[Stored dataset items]

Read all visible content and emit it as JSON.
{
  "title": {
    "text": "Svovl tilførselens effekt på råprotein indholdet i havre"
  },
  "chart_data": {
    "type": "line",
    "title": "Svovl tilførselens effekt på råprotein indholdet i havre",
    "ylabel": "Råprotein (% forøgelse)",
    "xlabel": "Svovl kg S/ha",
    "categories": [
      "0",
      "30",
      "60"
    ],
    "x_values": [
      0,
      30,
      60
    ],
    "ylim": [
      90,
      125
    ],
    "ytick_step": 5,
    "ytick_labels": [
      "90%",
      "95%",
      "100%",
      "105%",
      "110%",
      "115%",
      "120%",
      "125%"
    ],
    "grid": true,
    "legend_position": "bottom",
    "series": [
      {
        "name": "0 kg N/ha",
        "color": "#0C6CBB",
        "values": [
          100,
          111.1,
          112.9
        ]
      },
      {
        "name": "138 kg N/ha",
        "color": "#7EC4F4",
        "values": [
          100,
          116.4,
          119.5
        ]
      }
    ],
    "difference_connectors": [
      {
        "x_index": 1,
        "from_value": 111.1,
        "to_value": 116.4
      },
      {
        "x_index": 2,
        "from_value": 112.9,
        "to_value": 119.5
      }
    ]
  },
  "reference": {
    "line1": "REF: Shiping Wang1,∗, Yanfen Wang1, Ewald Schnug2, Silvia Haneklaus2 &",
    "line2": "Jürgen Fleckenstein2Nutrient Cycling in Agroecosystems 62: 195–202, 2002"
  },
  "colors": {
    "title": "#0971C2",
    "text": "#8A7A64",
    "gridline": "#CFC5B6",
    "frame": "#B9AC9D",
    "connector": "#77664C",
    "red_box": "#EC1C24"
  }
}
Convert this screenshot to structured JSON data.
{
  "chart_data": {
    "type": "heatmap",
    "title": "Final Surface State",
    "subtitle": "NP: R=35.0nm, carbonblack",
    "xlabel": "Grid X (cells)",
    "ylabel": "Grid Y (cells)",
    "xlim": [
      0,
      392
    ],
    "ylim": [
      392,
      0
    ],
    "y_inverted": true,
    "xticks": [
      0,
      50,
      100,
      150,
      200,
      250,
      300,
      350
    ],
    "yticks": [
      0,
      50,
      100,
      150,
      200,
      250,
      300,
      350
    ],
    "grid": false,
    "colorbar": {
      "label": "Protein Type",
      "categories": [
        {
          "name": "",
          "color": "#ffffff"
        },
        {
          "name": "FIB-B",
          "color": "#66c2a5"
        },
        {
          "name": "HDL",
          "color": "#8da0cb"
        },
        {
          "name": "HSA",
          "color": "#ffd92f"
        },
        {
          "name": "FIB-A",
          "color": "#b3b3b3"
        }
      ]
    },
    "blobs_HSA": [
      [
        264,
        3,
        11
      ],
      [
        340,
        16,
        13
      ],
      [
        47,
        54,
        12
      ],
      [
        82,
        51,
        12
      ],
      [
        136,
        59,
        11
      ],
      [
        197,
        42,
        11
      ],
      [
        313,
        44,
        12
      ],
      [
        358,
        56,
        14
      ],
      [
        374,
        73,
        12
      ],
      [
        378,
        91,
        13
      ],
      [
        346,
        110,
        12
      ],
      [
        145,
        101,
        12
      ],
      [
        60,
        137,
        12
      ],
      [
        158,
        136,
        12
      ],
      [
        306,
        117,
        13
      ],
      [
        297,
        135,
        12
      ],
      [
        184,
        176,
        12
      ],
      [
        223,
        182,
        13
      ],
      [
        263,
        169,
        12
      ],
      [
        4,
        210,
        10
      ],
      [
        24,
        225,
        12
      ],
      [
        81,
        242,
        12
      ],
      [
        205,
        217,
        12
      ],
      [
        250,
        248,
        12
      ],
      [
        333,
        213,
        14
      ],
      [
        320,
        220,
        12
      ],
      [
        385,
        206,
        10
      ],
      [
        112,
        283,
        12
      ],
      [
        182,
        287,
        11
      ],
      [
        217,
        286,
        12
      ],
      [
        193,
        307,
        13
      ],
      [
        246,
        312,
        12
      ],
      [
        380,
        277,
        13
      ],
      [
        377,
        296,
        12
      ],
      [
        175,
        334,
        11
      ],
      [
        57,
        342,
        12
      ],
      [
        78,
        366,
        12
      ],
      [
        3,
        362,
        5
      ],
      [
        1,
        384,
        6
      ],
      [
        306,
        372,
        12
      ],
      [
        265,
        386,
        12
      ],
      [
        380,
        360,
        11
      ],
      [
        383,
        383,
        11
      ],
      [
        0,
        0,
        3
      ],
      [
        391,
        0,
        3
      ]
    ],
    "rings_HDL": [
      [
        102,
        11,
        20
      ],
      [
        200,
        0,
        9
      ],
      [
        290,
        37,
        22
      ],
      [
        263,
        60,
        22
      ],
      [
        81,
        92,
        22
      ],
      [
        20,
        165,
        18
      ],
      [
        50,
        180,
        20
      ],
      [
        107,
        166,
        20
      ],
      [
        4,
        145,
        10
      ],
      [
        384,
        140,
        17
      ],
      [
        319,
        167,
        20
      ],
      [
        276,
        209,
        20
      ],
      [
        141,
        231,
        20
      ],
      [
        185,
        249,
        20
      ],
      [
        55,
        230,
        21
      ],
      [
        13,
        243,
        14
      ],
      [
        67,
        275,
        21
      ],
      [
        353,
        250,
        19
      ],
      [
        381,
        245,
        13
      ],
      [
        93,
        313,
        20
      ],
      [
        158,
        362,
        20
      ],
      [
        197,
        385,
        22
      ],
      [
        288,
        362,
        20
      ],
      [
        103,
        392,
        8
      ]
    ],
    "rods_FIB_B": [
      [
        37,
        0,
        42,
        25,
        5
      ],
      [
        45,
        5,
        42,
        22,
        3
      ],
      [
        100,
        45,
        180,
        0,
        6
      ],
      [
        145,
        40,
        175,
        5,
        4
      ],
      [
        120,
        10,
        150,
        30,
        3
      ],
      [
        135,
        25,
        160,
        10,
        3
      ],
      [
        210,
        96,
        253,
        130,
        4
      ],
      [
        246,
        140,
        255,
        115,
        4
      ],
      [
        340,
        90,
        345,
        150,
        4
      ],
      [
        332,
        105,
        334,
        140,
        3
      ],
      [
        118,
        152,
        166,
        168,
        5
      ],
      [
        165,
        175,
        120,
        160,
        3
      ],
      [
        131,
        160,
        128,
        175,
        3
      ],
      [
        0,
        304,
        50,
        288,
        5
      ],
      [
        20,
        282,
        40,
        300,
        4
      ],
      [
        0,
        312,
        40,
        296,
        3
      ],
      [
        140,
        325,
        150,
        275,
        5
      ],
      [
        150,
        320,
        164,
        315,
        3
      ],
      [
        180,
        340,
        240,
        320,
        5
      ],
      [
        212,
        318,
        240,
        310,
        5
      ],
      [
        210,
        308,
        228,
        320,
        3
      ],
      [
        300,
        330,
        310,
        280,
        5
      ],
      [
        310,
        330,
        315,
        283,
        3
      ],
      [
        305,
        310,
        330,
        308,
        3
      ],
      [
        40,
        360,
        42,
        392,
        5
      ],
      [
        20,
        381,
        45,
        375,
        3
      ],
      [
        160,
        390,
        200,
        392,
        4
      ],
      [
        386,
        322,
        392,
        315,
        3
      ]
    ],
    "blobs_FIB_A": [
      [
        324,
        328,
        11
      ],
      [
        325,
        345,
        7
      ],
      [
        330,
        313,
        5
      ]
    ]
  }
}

→ Description of the task: Transcribe the entries exactly, and make each line match the original.

→ Result of the exercise:
Read all visible content and emit it as JSON.
{
  "title": {
    "text": "Svovl tilførselens effekt på råprotein indholdet i havre"
  },
  "chart_data": {
    "type": "line",
    "title": "Svovl tilførselens effekt på råprotein indholdet i havre",
    "ylabel": "Råprotein (% forøgelse)",
    "xlabel": "Svovl kg S/ha",
    "categories": [
      "0",
      "30",
      "60"
    ],
    "x_values": [
      0,
      30,
      60
    ],
    "ylim": [
      90,
      125
    ],
    "ytick_step": 5,
    "ytick_labels": [
      "90%",
      "95%",
      "100%",
      "105%",
      "110%",
      "115%",
      "120%",
      "125%"
    ],
    "grid": true,
    "legend_position": "bottom",
    "series": [
      {
        "name": "0 kg N/ha",
        "color": "#0C6CBB",
        "values": [
          100,
          111.1,
          112.9
        ]
      },
      {
        "name": "138 kg N/ha",
        "color": "#7EC4F4",
        "values": [
          100,
          116.4,
          119.5
        ]
      }
    ],
    "difference_connectors": [
      {
        "x_index": 1,
        "from_value": 111.1,
        "to_value": 116.4
      },
      {
        "x_index": 2,
        "from_value": 112.9,
        "to_value": 119.5
      }
    ]
  },
  "reference": {
    "line1": "REF: Shiping Wang1,∗, Yanfen Wang1, Ewald Schnug2, Silvia Haneklaus2 &",
    "line2": "Jürgen Fleckenstein2Nutrient Cycling in Agroecosystems 62: 195–202, 2002"
  },
  "colors": {
    "title": "#0971C2",
    "text": "#8A7A64",
    "gridline": "#CFC5B6",
    "frame": "#B9AC9D",
    "connector": "#77664C",
    "red_box": "#EC1C24"
  }
}
Convert this screenshot to structured JSON data.
{
  "chart_data": {
    "type": "heatmap",
    "title": "Final Surface State",
    "subtitle": "NP: R=35.0nm, carbonblack",
    "xlabel": "Grid X (cells)",
    "ylabel": "Grid Y (cells)",
    "xlim": [
      0,
      392
    ],
    "ylim": [
      392,
      0
    ],
    "y_inverted": true,
    "xticks": [
      0,
      50,
      100,
      150,
      200,
      250,
      300,
      350
    ],
    "yticks": [
      0,
      50,
      100,
      150,
      200,
      250,
      300,
      350
    ],
    "grid": false,
    "colorbar": {
      "label": "Protein Type",
      "categories": [
        {
          "name": "",
          "color": "#ffffff"
        },
        {
          "name": "FIB-B",
          "color": "#66c2a5"
        },
        {
          "name": "HDL",
          "color": "#8da0cb"
        },
        {
          "name": "HSA",
          "color": "#ffd92f"
        },
        {
          "name": "FIB-A",
          "color": "#b3b3b3"
        }
      ]
    },
    "blobs_HSA": [
      [
        264,
        3,
        11
      ],
      [
        340,
        16,
        13
      ],
      [
        47,
        54,
        12
      ],
      [
        82,
        51,
        12
      ],
      [
        136,
        59,
        11
      ],
      [
        197,
        42,
        11
      ],
      [
        313,
        44,
        12
      ],
      [
        358,
        56,
        14
      ],
      [
        374,
        73,
        12
      ],
      [
        378,
        91,
        13
      ],
      [
        346,
        110,
        12
      ],
      [
        145,
        101,
        12
      ],
      [
        60,
        137,
        12
      ],
      [
        158,
        136,
        12
      ],
      [
        306,
        117,
        13
      ],
      [
        297,
        135,
        12
      ],
      [
        184,
        176,
        12
      ],
      [
        223,
        182,
        13
      ],
      [
        263,
        169,
        12
      ],
      [
        4,
        210,
        10
      ],
      [
        24,
        225,
        12
      ],
      [
        81,
        242,
        12
      ],
      [
        205,
        217,
        12
      ],
      [
        250,
        248,
        12
      ],
      [
        333,
        213,
        14
      ],
      [
        320,
        220,
        12
      ],
      [
        385,
        206,
        10
      ],
      [
        112,
        283,
        12
      ],
      [
        182,
        287,
        11
      ],
      [
        217,
        286,
        12
      ],
      [
        193,
        307,
        13
      ],
      [
        246,
        312,
        12
      ],
      [
        380,
        277,
        13
      ],
      [
        377,
        296,
        12
      ],
      [
        175,
        334,
        11
      ],
      [
        57,
        342,
        12
      ],
      [
        78,
        366,
        12
      ],
      [
        3,
        362,
        5
      ],
      [
        1,
        384,
        6
      ],
      [
        306,
        372,
        12
      ],
      [
        265,
        386,
        12
      ],
      [
        380,
        360,
        11
      ],
      [
        383,
        383,
        11
      ],
      [
        0,
        0,
        3
      ],
      [
        391,
        0,
        3
      ]
    ],
    "rings_HDL": [
      [
        102,
        11,
        20
      ],
      [
        200,
        0,
        9
      ],
      [
        290,
        37,
        22
      ],
      [
        263,
        60,
        22
      ],
      [
        81,
        92,
        22
      ],
      [
        20,
        165,
        18
      ],
      [
        50,
        180,
        20
      ],
      [
        107,
        166,
        20
      ],
      [
        4,
        145,
        10
      ],
      [
        384,
        140,
        17
      ],
      [
        319,
        167,
        20
      ],
      [
        276,
        209,
        20
      ],
      [
        141,
        231,
        20
      ],
      [
        185,
        249,
        20
      ],
      [
        55,
        230,
        21
      ],
      [
        13,
        243,
        14
      ],
      [
        67,
        275,
        21
      ],
      [
        353,
        250,
        19
      ],
      [
        381,
        245,
        13
      ],
      [
        93,
        313,
        20
      ],
      [
        158,
        362,
        20
      ],
      [
        197,
        385,
        22
      ],
      [
        288,
        362,
        20
      ],
      [
        103,
        392,
        8
      ]
    ],
    "rods_FIB_B": [
      [
        37,
        0,
        42,
        25,
        5
      ],
      [
        45,
        5,
        42,
        22,
        3
      ],
      [
        100,
        45,
        180,
        0,
        6
      ],
      [
        145,
        40,
        175,
        5,
        4
      ],
      [
        120,
        10,
        150,
        30,
        3
      ],
      [
        135,
        25,
        160,
        10,
        3
      ],
      [
        210,
        96,
        253,
        130,
        4
      ],
      [
        246,
        140,
        255,
        115,
        4
      ],
      [
        340,
        90,
        345,
        150,
        4
      ],
      [
        332,
        105,
        334,
        140,
        3
      ],
      [
        118,
        152,
        166,
        168,
        5
      ],
      [
        165,
        175,
        120,
        160,
        3
      ],
      [
        131,
        160,
        128,
        175,
        3
      ],
      [
        0,
        304,
        50,
        288,
        5
      ],
      [
        20,
        282,
        40,
        300,
        4
      ],
      [
        0,
        312,
        40,
        296,
        3
      ],
      [
        140,
        325,
        150,
        275,
        5
      ],
      [
        150,
        320,
        164,
        315,
        3
      ],
      [
        180,
        340,
        240,
        320,
        5
      ],
      [
        212,
        318,
        240,
        310,
        5
      ],
      [
        210,
        308,
        228,
        320,
        3
      ],
      [
        300,
        330,
        310,
        280,
        5
      ],
      [
        310,
        330,
        315,
        283,
        3
      ],
      [
        305,
        310,
        330,
        308,
        3
      ],
      [
        40,
        360,
        42,
        392,
        5
      ],
      [
        20,
        381,
        45,
        375,
        3
      ],
      [
        160,
        390,
        200,
        392,
        4
      ],
      [
        386,
        322,
        392,
        315,
        3
      ]
    ],
    "blobs_FIB_A": [
      [
        324,
        328,
        11
      ],
      [
        325,
        345,
        7
      ],
      [
        330,
        313,
        5
      ]
    ]
  }
}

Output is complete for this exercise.